[START OF Data to use]

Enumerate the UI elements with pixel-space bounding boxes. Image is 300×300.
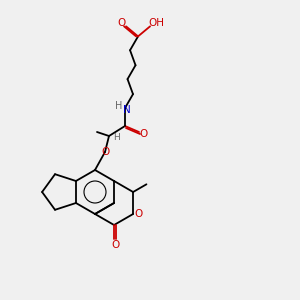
Text: H: H bbox=[114, 134, 120, 142]
Text: OH: OH bbox=[148, 18, 164, 28]
Text: O: O bbox=[134, 209, 142, 219]
Text: N: N bbox=[123, 105, 131, 115]
Text: O: O bbox=[111, 239, 119, 250]
Text: O: O bbox=[101, 147, 109, 157]
Text: H: H bbox=[115, 101, 123, 111]
Text: O: O bbox=[139, 129, 147, 139]
Text: O: O bbox=[117, 18, 125, 28]
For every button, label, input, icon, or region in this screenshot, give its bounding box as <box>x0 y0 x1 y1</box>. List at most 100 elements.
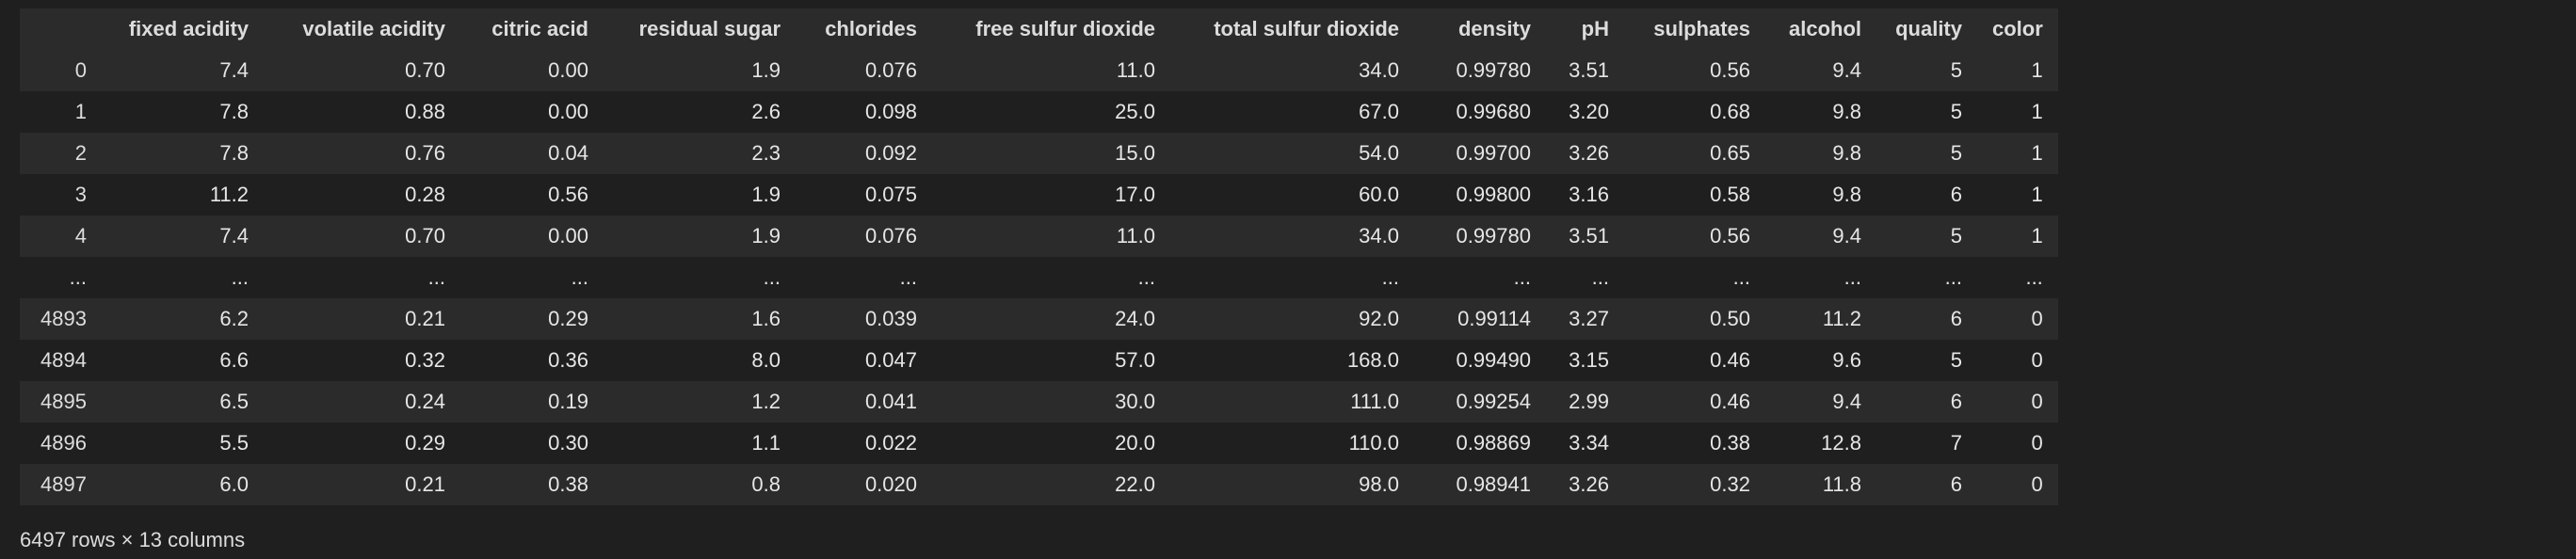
table-cell: 0.30 <box>548 431 588 455</box>
column-header: color <box>1977 8 2058 50</box>
table-cell: 0.29 <box>405 431 445 455</box>
table-cell: 0.21 <box>405 472 445 496</box>
column-header: chlorides <box>796 8 932 50</box>
table-cell: 0.039 <box>864 307 917 330</box>
table-cell: 9.8 <box>1832 141 1861 165</box>
table-row: 4 7.4 0.70 0.00 1.9 0.076 11.0 34.0 0.99780 3.51 0… <box>20 216 2058 257</box>
table-cell: 0.36 <box>548 348 588 372</box>
table-cell: 0.70 <box>405 58 445 82</box>
table-row: 2 7.8 0.76 0.04 2.3 0.092 15.0 54.0 0.99700 3.26 0… <box>20 133 2058 174</box>
table-cell: 0.99490 <box>1456 348 1531 372</box>
table-row: 4896 5.5 0.29 0.30 1.1 0.022 20.0 110.0 0.98869 3… <box>20 423 2058 464</box>
table-cell: 3.26 <box>1569 472 1609 496</box>
table-cell: 0.98941 <box>1456 472 1531 496</box>
table-cell: 3.51 <box>1569 58 1609 82</box>
row-index: 4 <box>74 224 87 248</box>
column-header: density <box>1414 8 1546 50</box>
column-header: alcohol <box>1765 8 1876 50</box>
table-cell: ... <box>1137 265 1155 289</box>
table-cell: 111.0 <box>1350 390 1399 413</box>
table-cell: 11.2 <box>1822 307 1861 330</box>
row-index: 4897 <box>40 472 87 496</box>
table-cell: 5 <box>1950 141 1962 165</box>
column-header: volatile acidity <box>264 8 460 50</box>
table-cell: 0.04 <box>548 141 588 165</box>
table-cell: ... <box>899 265 917 289</box>
table-cell: 0.38 <box>1710 431 1750 455</box>
column-header: quality <box>1876 8 1977 50</box>
table-cell: 0.19 <box>548 390 588 413</box>
table-cell: 0 <box>2031 307 2043 330</box>
table-cell: 6.2 <box>219 307 249 330</box>
table-cell: 7.4 <box>219 224 249 248</box>
table-cell: 0.098 <box>864 100 917 123</box>
table-cell: 11.0 <box>1116 224 1155 248</box>
table-cell: 0.32 <box>1710 472 1750 496</box>
table-header: fixed acidity volatile acidity citric acid… <box>20 8 2058 50</box>
table-cell: 2.3 <box>751 141 781 165</box>
table-cell: 25.0 <box>1115 100 1155 123</box>
ellipsis-row: ........................................… <box>20 257 2058 298</box>
table-row: 4897 6.0 0.21 0.38 0.8 0.020 22.0 98.0 0.98941 3.… <box>20 464 2058 505</box>
table-cell: 34.0 <box>1359 224 1399 248</box>
header-row: fixed acidity volatile acidity citric acid… <box>20 8 2058 50</box>
table-cell: 3.26 <box>1569 141 1609 165</box>
table-row: 0 7.4 0.70 0.00 1.9 0.076 11.0 34.0 0.99780 3.51 0… <box>20 50 2058 91</box>
table-cell: 6.6 <box>219 348 249 372</box>
table-cell: 0.99780 <box>1456 224 1531 248</box>
table-cell: 0.98869 <box>1456 431 1531 455</box>
table-cell: 0.041 <box>864 390 917 413</box>
table-cell: 5 <box>1950 100 1962 123</box>
table-cell: 0.58 <box>1710 183 1750 206</box>
column-header: citric acid <box>460 8 604 50</box>
row-index: 4896 <box>40 431 87 455</box>
table-cell: 0.8 <box>751 472 781 496</box>
table-cell: 20.0 <box>1115 431 1155 455</box>
row-index: 4895 <box>40 390 87 413</box>
table-cell: 0.092 <box>864 141 917 165</box>
table-cell: ... <box>231 265 249 289</box>
table-cell: 5 <box>1950 58 1962 82</box>
column-header: pH <box>1546 8 1624 50</box>
table-cell: 0.076 <box>864 58 917 82</box>
table-cell: ... <box>427 265 445 289</box>
table-cell: 6 <box>1950 307 1962 330</box>
table-cell: 5.5 <box>219 431 249 455</box>
column-header: total sulfur dioxide <box>1170 8 1414 50</box>
table-cell: 8.0 <box>751 348 781 372</box>
table-cell: 3.34 <box>1569 431 1609 455</box>
table-cell: 1 <box>2031 141 2043 165</box>
table-cell: 7.8 <box>219 141 249 165</box>
table-cell: 6.0 <box>219 472 249 496</box>
table-row: 3 11.2 0.28 0.56 1.9 0.075 17.0 60.0 0.99800 3.16… <box>20 174 2058 216</box>
table-cell: 0.99114 <box>1457 307 1531 330</box>
table-cell: 6 <box>1950 390 1962 413</box>
table-cell: 0.00 <box>548 224 588 248</box>
table-cell: ... <box>1381 265 1399 289</box>
table-cell: 0.00 <box>548 100 588 123</box>
table-cell: 0.46 <box>1710 390 1750 413</box>
column-header: free sulfur dioxide <box>932 8 1170 50</box>
table-cell: 0.00 <box>548 58 588 82</box>
table-cell: 92.0 <box>1359 307 1399 330</box>
table-cell: 3.27 <box>1569 307 1609 330</box>
index-header <box>20 8 102 50</box>
row-index: 3 <box>74 183 87 206</box>
table-cell: ... <box>1732 265 1750 289</box>
table-cell: 0.99800 <box>1456 183 1531 206</box>
table-cell: 0.68 <box>1710 100 1750 123</box>
dataframe-shape: 6497 rows × 13 columns <box>20 528 246 551</box>
table-cell: 0.21 <box>405 307 445 330</box>
table-cell: 0.70 <box>405 224 445 248</box>
table-cell: 24.0 <box>1115 307 1155 330</box>
dataframe-output: fixed acidity volatile acidity citric acid… <box>20 8 2058 505</box>
row-index: 0 <box>74 58 87 82</box>
table-cell: 0.65 <box>1710 141 1750 165</box>
table-cell: 54.0 <box>1359 141 1399 165</box>
table-cell: 1 <box>2031 183 2043 206</box>
table-cell: 110.0 <box>1348 431 1399 455</box>
table-cell: 11.8 <box>1822 472 1861 496</box>
table-row: 1 7.8 0.88 0.00 2.6 0.098 25.0 67.0 0.99680 3.20 0… <box>20 91 2058 133</box>
table-cell: 17.0 <box>1115 183 1155 206</box>
table-cell: 2.6 <box>751 100 781 123</box>
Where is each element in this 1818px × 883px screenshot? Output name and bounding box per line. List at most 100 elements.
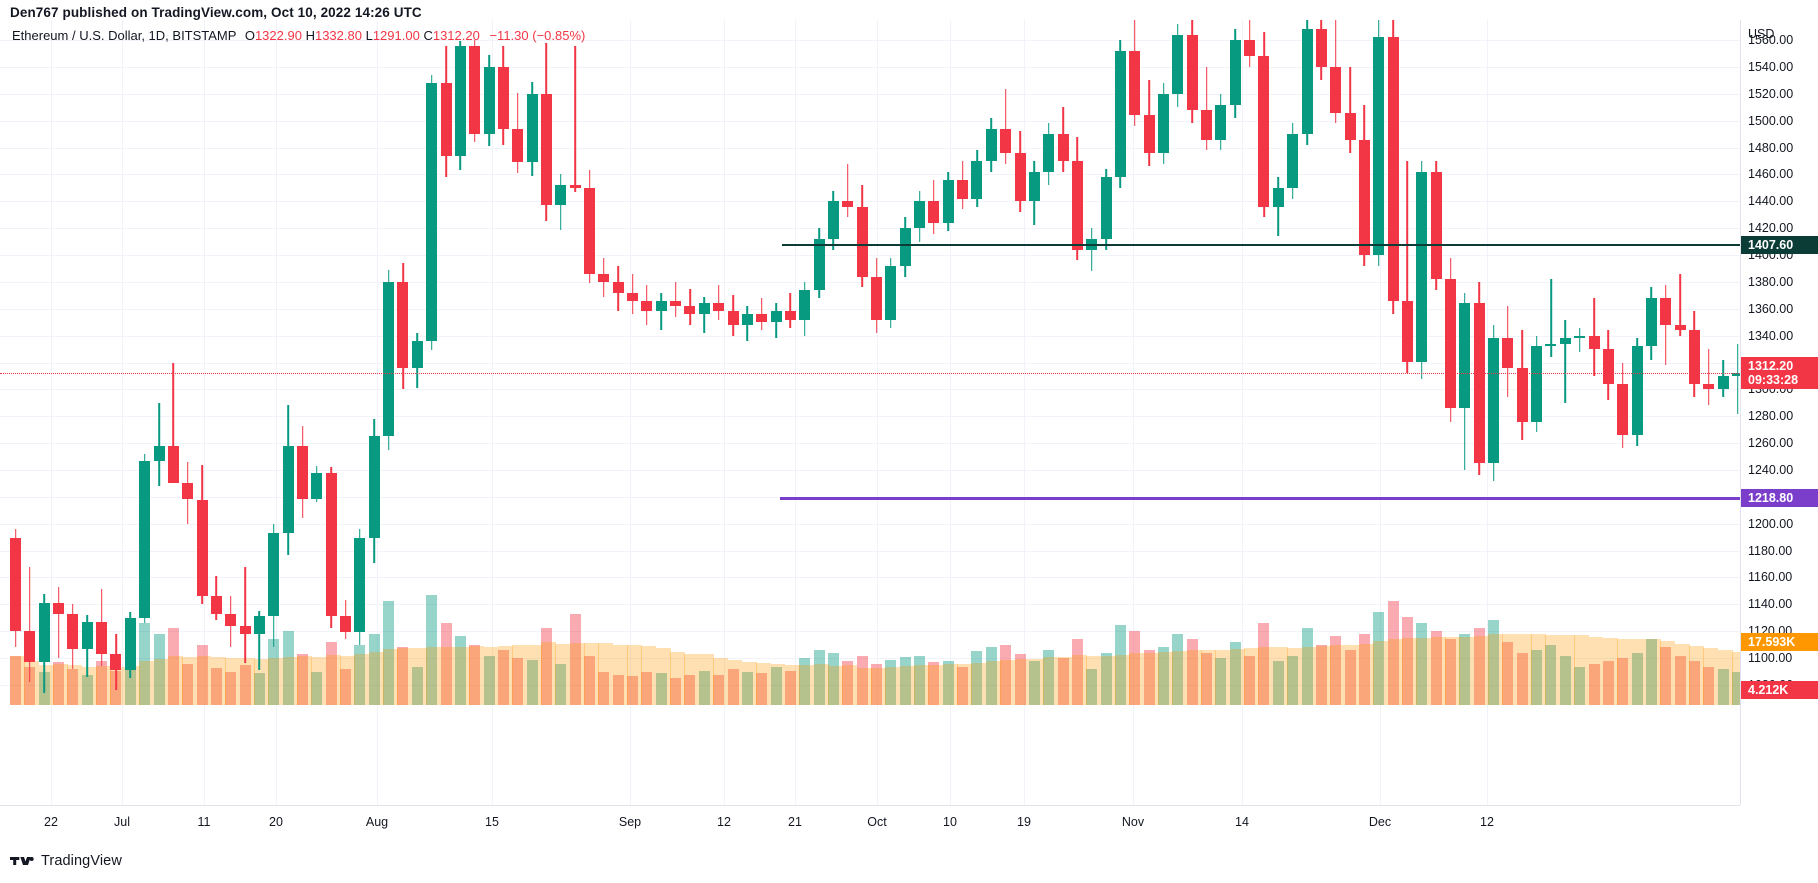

[END OF Data to use]

▶ **Prompt**:
Reproduce the lines of the entries above verbatim, starting at the line that contains "Text: H: H bbox=[114, 134, 120, 142]" and ending at the line that contains "For every button, label, input, icon, or", with both of those lines included.

▶ **Solution**:
Text: H: H bbox=[114, 134, 120, 142]
Text: OH: OH bbox=[148, 18, 164, 28]
Text: O: O bbox=[134, 209, 142, 219]
Text: N: N bbox=[123, 105, 131, 115]
Text: O: O bbox=[111, 239, 119, 250]
Text: O: O bbox=[101, 147, 109, 157]
Text: H: H bbox=[115, 101, 123, 111]
Text: O: O bbox=[139, 129, 147, 139]
Text: O: O bbox=[117, 18, 125, 28]
For every button, label, input, icon, or region in this screenshot, give its bounding box as <box>x0 y0 x1 y1</box>. List at most 100 elements.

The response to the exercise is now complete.